§ Directions: Copy out all of the material exactly as presented.

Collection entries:
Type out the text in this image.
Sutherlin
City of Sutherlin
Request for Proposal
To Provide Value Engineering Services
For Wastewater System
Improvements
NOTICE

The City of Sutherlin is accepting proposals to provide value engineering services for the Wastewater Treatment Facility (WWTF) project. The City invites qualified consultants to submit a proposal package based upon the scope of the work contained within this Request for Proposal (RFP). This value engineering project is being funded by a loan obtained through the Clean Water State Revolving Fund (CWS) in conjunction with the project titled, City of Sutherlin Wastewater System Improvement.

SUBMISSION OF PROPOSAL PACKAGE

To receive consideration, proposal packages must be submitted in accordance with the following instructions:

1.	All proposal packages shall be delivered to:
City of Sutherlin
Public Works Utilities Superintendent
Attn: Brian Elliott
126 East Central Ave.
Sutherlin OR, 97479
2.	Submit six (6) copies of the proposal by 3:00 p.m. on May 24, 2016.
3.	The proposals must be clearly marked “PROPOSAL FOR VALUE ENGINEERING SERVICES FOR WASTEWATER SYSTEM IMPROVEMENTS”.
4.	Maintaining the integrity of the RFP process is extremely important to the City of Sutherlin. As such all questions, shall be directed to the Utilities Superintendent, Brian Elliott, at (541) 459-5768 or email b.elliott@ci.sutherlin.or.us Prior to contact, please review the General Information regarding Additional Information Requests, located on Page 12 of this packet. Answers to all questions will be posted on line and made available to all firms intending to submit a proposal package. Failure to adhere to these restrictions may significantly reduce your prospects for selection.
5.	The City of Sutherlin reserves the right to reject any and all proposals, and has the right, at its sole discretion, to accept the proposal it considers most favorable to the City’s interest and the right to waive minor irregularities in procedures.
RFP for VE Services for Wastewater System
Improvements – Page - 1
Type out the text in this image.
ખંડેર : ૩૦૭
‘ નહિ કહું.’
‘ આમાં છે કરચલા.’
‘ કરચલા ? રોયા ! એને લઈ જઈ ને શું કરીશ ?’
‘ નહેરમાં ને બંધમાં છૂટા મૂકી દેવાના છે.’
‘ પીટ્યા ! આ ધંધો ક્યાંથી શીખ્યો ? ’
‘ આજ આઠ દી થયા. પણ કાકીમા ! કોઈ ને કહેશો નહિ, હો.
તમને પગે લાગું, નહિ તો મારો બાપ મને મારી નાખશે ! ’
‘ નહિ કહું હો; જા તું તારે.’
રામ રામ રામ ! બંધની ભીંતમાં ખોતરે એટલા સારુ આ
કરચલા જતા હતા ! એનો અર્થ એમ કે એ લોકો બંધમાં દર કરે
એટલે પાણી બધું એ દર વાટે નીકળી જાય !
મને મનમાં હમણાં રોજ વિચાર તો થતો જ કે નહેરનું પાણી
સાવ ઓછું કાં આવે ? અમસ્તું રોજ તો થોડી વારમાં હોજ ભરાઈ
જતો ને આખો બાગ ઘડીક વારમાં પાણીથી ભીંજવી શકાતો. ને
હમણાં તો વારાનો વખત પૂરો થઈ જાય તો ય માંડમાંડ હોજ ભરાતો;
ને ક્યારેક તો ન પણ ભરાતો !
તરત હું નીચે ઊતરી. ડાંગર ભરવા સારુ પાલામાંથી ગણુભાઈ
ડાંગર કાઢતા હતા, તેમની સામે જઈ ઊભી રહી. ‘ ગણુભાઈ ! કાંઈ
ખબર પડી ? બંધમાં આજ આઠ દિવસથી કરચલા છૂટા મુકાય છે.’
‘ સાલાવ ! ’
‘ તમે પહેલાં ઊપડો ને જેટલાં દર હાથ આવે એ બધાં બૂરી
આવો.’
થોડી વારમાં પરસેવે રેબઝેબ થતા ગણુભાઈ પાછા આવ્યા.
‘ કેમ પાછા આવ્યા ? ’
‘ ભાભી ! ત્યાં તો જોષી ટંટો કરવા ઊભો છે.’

§ Right answer:
Type out the text in this image.
Sutherlin
City of Sutherlin
Request for Proposal
To Provide Value Engineering Services
For Wastewater System
Improvements
NOTICE

The City of Sutherlin is accepting proposals to provide value engineering services for the Wastewater Treatment Facility (WWTF) project. The City invites qualified consultants to submit a proposal package based upon the scope of the work contained within this Request for Proposal (RFP). This value engineering project is being funded by a loan obtained through the Clean Water State Revolving Fund (CWS) in conjunction with the project titled, City of Sutherlin Wastewater System Improvement.

SUBMISSION OF PROPOSAL PACKAGE

To receive consideration, proposal packages must be submitted in accordance with the following instructions:

1.	All proposal packages shall be delivered to:
City of Sutherlin
Public Works Utilities Superintendent
Attn: Brian Elliott
126 East Central Ave.
Sutherlin OR, 97479
2.	Submit six (6) copies of the proposal by 3:00 p.m. on May 24, 2016.
3.	The proposals must be clearly marked “PROPOSAL FOR VALUE ENGINEERING SERVICES FOR WASTEWATER SYSTEM IMPROVEMENTS”.
4.	Maintaining the integrity of the RFP process is extremely important to the City of Sutherlin. As such all questions, shall be directed to the Utilities Superintendent, Brian Elliott, at (541) 459-5768 or email b.elliott@ci.sutherlin.or.us Prior to contact, please review the General Information regarding Additional Information Requests, located on Page 12 of this packet. Answers to all questions will be posted on line and made available to all firms intending to submit a proposal package. Failure to adhere to these restrictions may significantly reduce your prospects for selection.
5.	The City of Sutherlin reserves the right to reject any and all proposals, and has the right, at its sole discretion, to accept the proposal it considers most favorable to the City’s interest and the right to waive minor irregularities in procedures.
RFP for VE Services for Wastewater System
Improvements – Page - 1
Type out the text in this image.
ખંડેર : ૩૦૭
‘ નહિ કહું.’
‘ આમાં છે કરચલા.’
‘ કરચલા ? રોયા ! એને લઈ જઈ ને શું કરીશ ?’
‘ નહેરમાં ને બંધમાં છૂટા મૂકી દેવાના છે.’
‘ પીટ્યા ! આ ધંધો ક્યાંથી શીખ્યો ? ’
‘ આજ આઠ દી થયા. પણ કાકીમા ! કોઈ ને કહેશો નહિ, હો.
તમને પગે લાગું, નહિ તો મારો બાપ મને મારી નાખશે ! ’
‘ નહિ કહું હો; જા તું તારે.’
રામ રામ રામ ! બંધની ભીંતમાં ખોતરે એટલા સારુ આ
કરચલા જતા હતા ! એનો અર્થ એમ કે એ લોકો બંધમાં દર કરે
એટલે પાણી બધું એ દર વાટે નીકળી જાય !
મને મનમાં હમણાં રોજ વિચાર તો થતો જ કે નહેરનું પાણી
સાવ ઓછું કાં આવે ? અમસ્તું રોજ તો થોડી વારમાં હોજ ભરાઈ
જતો ને આખો બાગ ઘડીક વારમાં પાણીથી ભીંજવી શકાતો. ને
હમણાં તો વારાનો વખત પૂરો થઈ જાય તો ય માંડમાંડ હોજ ભરાતો;
ને ક્યારેક તો ન પણ ભરાતો !
તરત હું નીચે ઊતરી. ડાંગર ભરવા સારુ પાલામાંથી ગણુભાઈ
ડાંગર કાઢતા હતા, તેમની સામે જઈ ઊભી રહી. ‘ ગણુભાઈ ! કાંઈ
ખબર પડી ? બંધમાં આજ આઠ દિવસથી કરચલા છૂટા મુકાય છે.’
‘ સાલાવ ! ’
‘ તમે પહેલાં ઊપડો ને જેટલાં દર હાથ આવે એ બધાં બૂરી
આવો.’
થોડી વારમાં પરસેવે રેબઝેબ થતા ગણુભાઈ પાછા આવ્યા.
‘ કેમ પાછા આવ્યા ? ’
‘ ભાભી ! ત્યાં તો જોષી ટંટો કરવા ઊભો છે.’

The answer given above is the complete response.